#### [DATA]
• • • • • • •
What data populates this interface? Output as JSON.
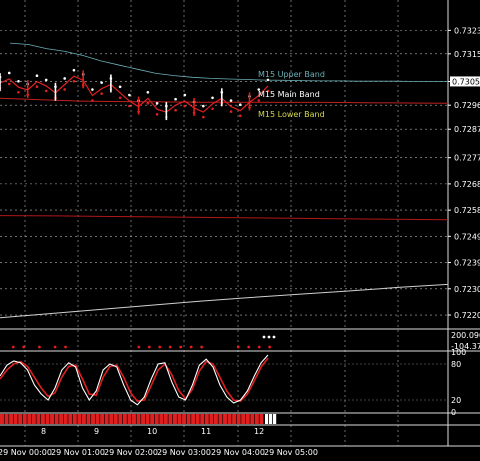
{
  "chart_data": {
    "type": "line",
    "title": "",
    "main_panel": {
      "ylim": [
        0.72158,
        0.73346
      ],
      "y_ticks": [
        "0.73236",
        "0.73151",
        "0.73051",
        "0.72965",
        "0.72878",
        "0.72775",
        "0.72680",
        "0.72585",
        "0.72490",
        "0.72395",
        "0.72300",
        "0.72205"
      ],
      "current_price": "0.73051",
      "band_labels": {
        "upper": "M15 Upper Band",
        "main": "M15 Main Band",
        "lower": "M15 Lower Band"
      },
      "price_series": [
        0.73045,
        0.7306,
        0.7303,
        0.7302,
        0.7305,
        0.73035,
        0.7301,
        0.7304,
        0.7307,
        0.73055,
        0.73,
        0.73025,
        0.7304,
        0.7301,
        0.7298,
        0.7296,
        0.7299,
        0.7295,
        0.7294,
        0.72965,
        0.7298,
        0.72955,
        0.7294,
        0.7297,
        0.7299,
        0.7296,
        0.72945,
        0.72975,
        0.73,
        0.73035
      ],
      "upper_band": [
        0.7319,
        0.73185,
        0.7317,
        0.7316,
        0.73145,
        0.73125,
        0.7311,
        0.73095,
        0.7308,
        0.73072,
        0.73066,
        0.73062,
        0.7306,
        0.73058,
        0.73056,
        0.73055,
        0.73054,
        0.73053,
        0.73053,
        0.73052,
        0.73052,
        0.73052,
        0.73051,
        0.73051,
        0.73051
      ],
      "red_band": [
        0.7299,
        0.72985,
        0.7298,
        0.72978,
        0.72977,
        0.72976,
        0.72976,
        0.72975,
        0.72975,
        0.72974,
        0.72973,
        0.72972
      ],
      "lower_red_line": [
        0.72565,
        0.72564,
        0.72562,
        0.7256,
        0.72558,
        0.72556,
        0.72554,
        0.72552,
        0.7255
      ],
      "white_line": [
        0.72195,
        0.7221,
        0.72225,
        0.7224,
        0.72255,
        0.72268,
        0.7228,
        0.72292,
        0.72305,
        0.72316
      ]
    },
    "sub_panel_1": {
      "values": [
        "200.0908",
        "-104.3762"
      ],
      "red_dots": [
        0.1,
        0.3,
        0.6,
        0.9,
        1.1,
        2.5,
        2.7,
        2.9,
        3.1,
        3.3,
        3.5,
        3.7,
        4.4,
        4.6,
        4.8,
        5.0
      ]
    },
    "stochastic": {
      "ylim": [
        0,
        100
      ],
      "ticks": [
        "100",
        "80",
        "20",
        "0"
      ],
      "main": [
        60,
        78,
        85,
        82,
        70,
        45,
        30,
        20,
        40,
        70,
        82,
        75,
        40,
        20,
        35,
        70,
        80,
        75,
        45,
        20,
        12,
        25,
        55,
        80,
        82,
        50,
        25,
        20,
        45,
        78,
        88,
        75,
        45,
        25,
        15,
        20,
        35,
        60,
        82,
        95
      ],
      "signal": [
        55,
        70,
        80,
        84,
        76,
        58,
        40,
        26,
        32,
        58,
        76,
        78,
        55,
        30,
        28,
        58,
        76,
        78,
        58,
        32,
        18,
        20,
        44,
        70,
        80,
        62,
        36,
        22,
        38,
        68,
        84,
        80,
        58,
        35,
        20,
        18,
        30,
        52,
        75,
        90
      ]
    },
    "histogram_panel": {
      "red_bars": 58,
      "white_bars": 3
    },
    "x_labels_upper": [
      "8",
      "9",
      "10",
      "11",
      "12"
    ],
    "x_labels_time": [
      "29 Nov 00:00",
      "29 Nov 01:00",
      "29 Nov 02:00",
      "29 Nov 03:00",
      "29 Nov 04:00",
      "29 Nov 05:00"
    ]
  },
  "colors": {
    "background": "#000000",
    "grid": "#b4b4b4",
    "price_label_bg": "#ffffff",
    "upper_band": "#6ab0b8",
    "main_band": "#ffffff",
    "lower_band": "#d7d94a",
    "red": "#e02020",
    "white": "#ffffff"
  }
}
• • • • • • •
#### [TASK TO CARRY OUT]
Copy out each line word for word, please, skipping the images.

#### [EXPECTED ANSWER]
What data populates this interface? Output as JSON.
{
  "chart_data": {
    "type": "line",
    "title": "",
    "main_panel": {
      "ylim": [
        0.72158,
        0.73346
      ],
      "y_ticks": [
        "0.73236",
        "0.73151",
        "0.73051",
        "0.72965",
        "0.72878",
        "0.72775",
        "0.72680",
        "0.72585",
        "0.72490",
        "0.72395",
        "0.72300",
        "0.72205"
      ],
      "current_price": "0.73051",
      "band_labels": {
        "upper": "M15 Upper Band",
        "main": "M15 Main Band",
        "lower": "M15 Lower Band"
      },
      "price_series": [
        0.73045,
        0.7306,
        0.7303,
        0.7302,
        0.7305,
        0.73035,
        0.7301,
        0.7304,
        0.7307,
        0.73055,
        0.73,
        0.73025,
        0.7304,
        0.7301,
        0.7298,
        0.7296,
        0.7299,
        0.7295,
        0.7294,
        0.72965,
        0.7298,
        0.72955,
        0.7294,
        0.7297,
        0.7299,
        0.7296,
        0.72945,
        0.72975,
        0.73,
        0.73035
      ],
      "upper_band": [
        0.7319,
        0.73185,
        0.7317,
        0.7316,
        0.73145,
        0.73125,
        0.7311,
        0.73095,
        0.7308,
        0.73072,
        0.73066,
        0.73062,
        0.7306,
        0.73058,
        0.73056,
        0.73055,
        0.73054,
        0.73053,
        0.73053,
        0.73052,
        0.73052,
        0.73052,
        0.73051,
        0.73051,
        0.73051
      ],
      "red_band": [
        0.7299,
        0.72985,
        0.7298,
        0.72978,
        0.72977,
        0.72976,
        0.72976,
        0.72975,
        0.72975,
        0.72974,
        0.72973,
        0.72972
      ],
      "lower_red_line": [
        0.72565,
        0.72564,
        0.72562,
        0.7256,
        0.72558,
        0.72556,
        0.72554,
        0.72552,
        0.7255
      ],
      "white_line": [
        0.72195,
        0.7221,
        0.72225,
        0.7224,
        0.72255,
        0.72268,
        0.7228,
        0.72292,
        0.72305,
        0.72316
      ]
    },
    "sub_panel_1": {
      "values": [
        "200.0908",
        "-104.3762"
      ],
      "red_dots": [
        0.1,
        0.3,
        0.6,
        0.9,
        1.1,
        2.5,
        2.7,
        2.9,
        3.1,
        3.3,
        3.5,
        3.7,
        4.4,
        4.6,
        4.8,
        5.0
      ]
    },
    "stochastic": {
      "ylim": [
        0,
        100
      ],
      "ticks": [
        "100",
        "80",
        "20",
        "0"
      ],
      "main": [
        60,
        78,
        85,
        82,
        70,
        45,
        30,
        20,
        40,
        70,
        82,
        75,
        40,
        20,
        35,
        70,
        80,
        75,
        45,
        20,
        12,
        25,
        55,
        80,
        82,
        50,
        25,
        20,
        45,
        78,
        88,
        75,
        45,
        25,
        15,
        20,
        35,
        60,
        82,
        95
      ],
      "signal": [
        55,
        70,
        80,
        84,
        76,
        58,
        40,
        26,
        32,
        58,
        76,
        78,
        55,
        30,
        28,
        58,
        76,
        78,
        58,
        32,
        18,
        20,
        44,
        70,
        80,
        62,
        36,
        22,
        38,
        68,
        84,
        80,
        58,
        35,
        20,
        18,
        30,
        52,
        75,
        90
      ]
    },
    "histogram_panel": {
      "red_bars": 58,
      "white_bars": 3
    },
    "x_labels_upper": [
      "8",
      "9",
      "10",
      "11",
      "12"
    ],
    "x_labels_time": [
      "29 Nov 00:00",
      "29 Nov 01:00",
      "29 Nov 02:00",
      "29 Nov 03:00",
      "29 Nov 04:00",
      "29 Nov 05:00"
    ]
  },
  "colors": {
    "background": "#000000",
    "grid": "#b4b4b4",
    "price_label_bg": "#ffffff",
    "upper_band": "#6ab0b8",
    "main_band": "#ffffff",
    "lower_band": "#d7d94a",
    "red": "#e02020",
    "white": "#ffffff"
  }
}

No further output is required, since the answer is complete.